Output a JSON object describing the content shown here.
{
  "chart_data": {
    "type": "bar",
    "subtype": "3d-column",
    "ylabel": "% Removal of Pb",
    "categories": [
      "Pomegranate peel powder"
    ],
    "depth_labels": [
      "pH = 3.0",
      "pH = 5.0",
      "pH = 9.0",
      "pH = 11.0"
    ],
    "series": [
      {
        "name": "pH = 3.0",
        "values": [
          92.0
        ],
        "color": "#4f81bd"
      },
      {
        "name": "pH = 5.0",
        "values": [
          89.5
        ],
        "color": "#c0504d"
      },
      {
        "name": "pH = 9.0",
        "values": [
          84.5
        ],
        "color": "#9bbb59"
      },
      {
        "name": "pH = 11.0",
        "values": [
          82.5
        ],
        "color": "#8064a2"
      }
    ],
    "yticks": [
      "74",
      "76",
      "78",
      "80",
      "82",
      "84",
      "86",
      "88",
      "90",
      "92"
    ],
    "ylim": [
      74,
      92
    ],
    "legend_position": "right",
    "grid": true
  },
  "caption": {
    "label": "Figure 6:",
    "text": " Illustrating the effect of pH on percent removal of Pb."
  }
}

**PROBLEM STATEMENT**
Exactly as written above, please repeat the entries.

**TASK ANSWER**
Output a JSON object describing the content shown here.
{
  "chart_data": {
    "type": "bar",
    "subtype": "3d-column",
    "ylabel": "% Removal of Pb",
    "categories": [
      "Pomegranate peel powder"
    ],
    "depth_labels": [
      "pH = 3.0",
      "pH = 5.0",
      "pH = 9.0",
      "pH = 11.0"
    ],
    "series": [
      {
        "name": "pH = 3.0",
        "values": [
          92.0
        ],
        "color": "#4f81bd"
      },
      {
        "name": "pH = 5.0",
        "values": [
          89.5
        ],
        "color": "#c0504d"
      },
      {
        "name": "pH = 9.0",
        "values": [
          84.5
        ],
        "color": "#9bbb59"
      },
      {
        "name": "pH = 11.0",
        "values": [
          82.5
        ],
        "color": "#8064a2"
      }
    ],
    "yticks": [
      "74",
      "76",
      "78",
      "80",
      "82",
      "84",
      "86",
      "88",
      "90",
      "92"
    ],
    "ylim": [
      74,
      92
    ],
    "legend_position": "right",
    "grid": true
  },
  "caption": {
    "label": "Figure 6:",
    "text": " Illustrating the effect of pH on percent removal of Pb."
  }
}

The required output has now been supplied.